◆ GIVEN TASK
Using the entries that follow, collect the lines where the word "xlabel" appears.

(Records about charts and figures)
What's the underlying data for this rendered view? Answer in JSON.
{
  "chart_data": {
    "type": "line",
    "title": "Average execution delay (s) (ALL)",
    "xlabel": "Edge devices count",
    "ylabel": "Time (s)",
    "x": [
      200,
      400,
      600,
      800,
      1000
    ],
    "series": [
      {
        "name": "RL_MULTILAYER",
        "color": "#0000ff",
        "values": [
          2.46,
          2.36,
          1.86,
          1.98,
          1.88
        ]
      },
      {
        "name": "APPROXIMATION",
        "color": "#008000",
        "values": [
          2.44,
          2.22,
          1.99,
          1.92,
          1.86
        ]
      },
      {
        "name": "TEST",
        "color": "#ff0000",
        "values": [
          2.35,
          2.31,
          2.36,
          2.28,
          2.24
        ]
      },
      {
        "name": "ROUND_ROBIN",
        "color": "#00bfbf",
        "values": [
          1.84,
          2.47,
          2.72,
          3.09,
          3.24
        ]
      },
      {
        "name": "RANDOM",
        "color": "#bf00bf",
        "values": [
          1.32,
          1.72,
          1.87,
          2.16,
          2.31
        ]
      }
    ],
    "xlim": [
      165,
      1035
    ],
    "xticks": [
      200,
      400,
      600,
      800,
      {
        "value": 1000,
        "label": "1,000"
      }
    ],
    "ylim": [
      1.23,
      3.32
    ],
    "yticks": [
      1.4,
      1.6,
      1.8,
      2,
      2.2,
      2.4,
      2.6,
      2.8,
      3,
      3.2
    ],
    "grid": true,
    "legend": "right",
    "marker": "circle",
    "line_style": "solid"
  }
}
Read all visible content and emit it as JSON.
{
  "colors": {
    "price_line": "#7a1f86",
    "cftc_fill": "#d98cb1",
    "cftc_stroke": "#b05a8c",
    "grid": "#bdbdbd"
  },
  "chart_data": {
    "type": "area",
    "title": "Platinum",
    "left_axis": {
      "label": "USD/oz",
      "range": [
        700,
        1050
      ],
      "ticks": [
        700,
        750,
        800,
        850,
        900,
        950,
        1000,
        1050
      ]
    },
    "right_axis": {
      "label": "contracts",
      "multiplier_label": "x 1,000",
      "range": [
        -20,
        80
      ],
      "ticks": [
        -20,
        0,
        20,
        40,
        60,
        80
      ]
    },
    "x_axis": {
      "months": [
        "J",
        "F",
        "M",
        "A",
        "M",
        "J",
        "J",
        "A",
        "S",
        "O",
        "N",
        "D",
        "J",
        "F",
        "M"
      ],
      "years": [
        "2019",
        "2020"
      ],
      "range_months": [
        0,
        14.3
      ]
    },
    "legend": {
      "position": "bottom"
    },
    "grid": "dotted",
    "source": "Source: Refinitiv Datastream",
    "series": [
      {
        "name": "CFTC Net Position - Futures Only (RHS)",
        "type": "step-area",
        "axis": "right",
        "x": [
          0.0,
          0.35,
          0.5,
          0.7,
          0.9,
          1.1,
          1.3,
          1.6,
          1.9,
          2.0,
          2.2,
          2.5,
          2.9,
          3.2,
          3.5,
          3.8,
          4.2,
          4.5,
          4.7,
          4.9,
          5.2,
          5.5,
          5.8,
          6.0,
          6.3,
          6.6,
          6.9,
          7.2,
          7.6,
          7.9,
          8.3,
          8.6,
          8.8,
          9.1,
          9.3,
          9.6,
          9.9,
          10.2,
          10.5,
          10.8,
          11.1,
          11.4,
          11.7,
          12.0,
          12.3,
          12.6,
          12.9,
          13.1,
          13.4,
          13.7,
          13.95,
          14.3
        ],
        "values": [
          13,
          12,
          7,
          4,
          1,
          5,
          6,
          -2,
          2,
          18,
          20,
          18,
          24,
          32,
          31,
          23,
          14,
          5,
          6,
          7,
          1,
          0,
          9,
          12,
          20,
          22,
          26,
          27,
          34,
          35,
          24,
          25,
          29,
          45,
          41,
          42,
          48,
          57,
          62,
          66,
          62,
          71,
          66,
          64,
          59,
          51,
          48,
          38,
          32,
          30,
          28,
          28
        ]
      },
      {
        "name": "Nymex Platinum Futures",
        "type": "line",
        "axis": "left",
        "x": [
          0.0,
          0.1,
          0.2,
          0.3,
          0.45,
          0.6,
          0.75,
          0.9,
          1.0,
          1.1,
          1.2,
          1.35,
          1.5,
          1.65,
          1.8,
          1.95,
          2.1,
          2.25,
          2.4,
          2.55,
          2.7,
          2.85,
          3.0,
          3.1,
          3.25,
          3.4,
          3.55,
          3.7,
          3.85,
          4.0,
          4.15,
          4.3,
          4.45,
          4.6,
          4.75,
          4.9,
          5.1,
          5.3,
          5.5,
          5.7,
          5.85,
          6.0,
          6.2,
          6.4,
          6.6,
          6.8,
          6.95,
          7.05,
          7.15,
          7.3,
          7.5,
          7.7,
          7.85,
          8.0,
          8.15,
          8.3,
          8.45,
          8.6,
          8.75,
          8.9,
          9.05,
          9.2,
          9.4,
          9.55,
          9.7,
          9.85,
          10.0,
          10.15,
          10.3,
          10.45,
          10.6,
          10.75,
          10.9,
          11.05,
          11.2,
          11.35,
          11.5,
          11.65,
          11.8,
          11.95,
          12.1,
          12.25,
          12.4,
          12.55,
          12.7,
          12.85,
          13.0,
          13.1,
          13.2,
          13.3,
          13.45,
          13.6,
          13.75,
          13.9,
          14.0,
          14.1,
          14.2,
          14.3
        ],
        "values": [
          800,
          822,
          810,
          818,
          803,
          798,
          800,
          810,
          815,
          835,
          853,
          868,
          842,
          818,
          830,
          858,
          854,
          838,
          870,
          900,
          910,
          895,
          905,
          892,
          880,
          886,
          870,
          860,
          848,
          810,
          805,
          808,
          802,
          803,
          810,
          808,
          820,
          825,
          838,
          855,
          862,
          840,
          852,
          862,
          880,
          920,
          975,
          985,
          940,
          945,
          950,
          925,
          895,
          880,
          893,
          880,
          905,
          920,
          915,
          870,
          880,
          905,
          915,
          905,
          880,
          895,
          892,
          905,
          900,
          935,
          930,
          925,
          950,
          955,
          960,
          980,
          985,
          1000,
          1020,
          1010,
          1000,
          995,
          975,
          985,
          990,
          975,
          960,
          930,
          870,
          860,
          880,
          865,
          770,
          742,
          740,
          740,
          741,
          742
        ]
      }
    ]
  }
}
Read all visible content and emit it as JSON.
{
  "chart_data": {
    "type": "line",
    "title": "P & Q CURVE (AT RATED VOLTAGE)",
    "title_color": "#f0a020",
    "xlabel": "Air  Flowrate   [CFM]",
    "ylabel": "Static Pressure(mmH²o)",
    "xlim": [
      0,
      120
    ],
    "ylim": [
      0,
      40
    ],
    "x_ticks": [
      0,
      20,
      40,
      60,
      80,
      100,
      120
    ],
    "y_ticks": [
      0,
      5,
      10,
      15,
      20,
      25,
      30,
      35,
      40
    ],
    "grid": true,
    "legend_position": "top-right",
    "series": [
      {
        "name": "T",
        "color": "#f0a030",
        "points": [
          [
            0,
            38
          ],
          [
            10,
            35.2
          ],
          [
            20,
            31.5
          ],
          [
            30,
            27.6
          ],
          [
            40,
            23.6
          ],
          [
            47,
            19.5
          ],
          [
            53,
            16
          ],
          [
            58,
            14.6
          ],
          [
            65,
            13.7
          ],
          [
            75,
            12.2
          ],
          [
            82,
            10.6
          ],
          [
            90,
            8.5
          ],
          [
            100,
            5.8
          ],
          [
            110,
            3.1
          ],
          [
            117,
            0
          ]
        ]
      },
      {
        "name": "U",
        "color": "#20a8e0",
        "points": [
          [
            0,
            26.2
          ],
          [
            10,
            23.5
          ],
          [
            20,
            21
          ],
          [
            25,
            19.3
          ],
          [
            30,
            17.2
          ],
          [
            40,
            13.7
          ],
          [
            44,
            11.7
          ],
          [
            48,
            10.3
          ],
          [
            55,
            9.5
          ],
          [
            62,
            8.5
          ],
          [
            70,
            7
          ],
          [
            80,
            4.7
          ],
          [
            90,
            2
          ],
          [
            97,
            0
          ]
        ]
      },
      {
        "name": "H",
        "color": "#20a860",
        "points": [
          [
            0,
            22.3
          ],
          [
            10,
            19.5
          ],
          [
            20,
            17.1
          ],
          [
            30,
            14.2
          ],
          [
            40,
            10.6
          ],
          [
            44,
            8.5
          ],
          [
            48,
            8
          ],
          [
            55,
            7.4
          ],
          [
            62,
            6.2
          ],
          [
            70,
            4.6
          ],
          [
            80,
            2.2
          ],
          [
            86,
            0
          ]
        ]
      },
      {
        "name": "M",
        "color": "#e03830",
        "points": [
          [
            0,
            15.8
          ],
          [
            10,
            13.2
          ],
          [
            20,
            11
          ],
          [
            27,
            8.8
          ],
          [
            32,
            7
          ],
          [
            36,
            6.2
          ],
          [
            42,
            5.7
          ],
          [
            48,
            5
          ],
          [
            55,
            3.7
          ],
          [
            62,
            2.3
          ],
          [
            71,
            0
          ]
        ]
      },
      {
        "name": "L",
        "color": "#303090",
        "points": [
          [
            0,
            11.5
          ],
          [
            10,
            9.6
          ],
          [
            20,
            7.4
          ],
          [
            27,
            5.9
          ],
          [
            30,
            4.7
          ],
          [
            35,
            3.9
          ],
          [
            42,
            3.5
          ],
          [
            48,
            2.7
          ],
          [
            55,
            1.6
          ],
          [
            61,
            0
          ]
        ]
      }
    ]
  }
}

◆ TASK RESULT
    "xlabel": "Edge devices count",
    "xlabel": "Air  Flowrate   [CFM]",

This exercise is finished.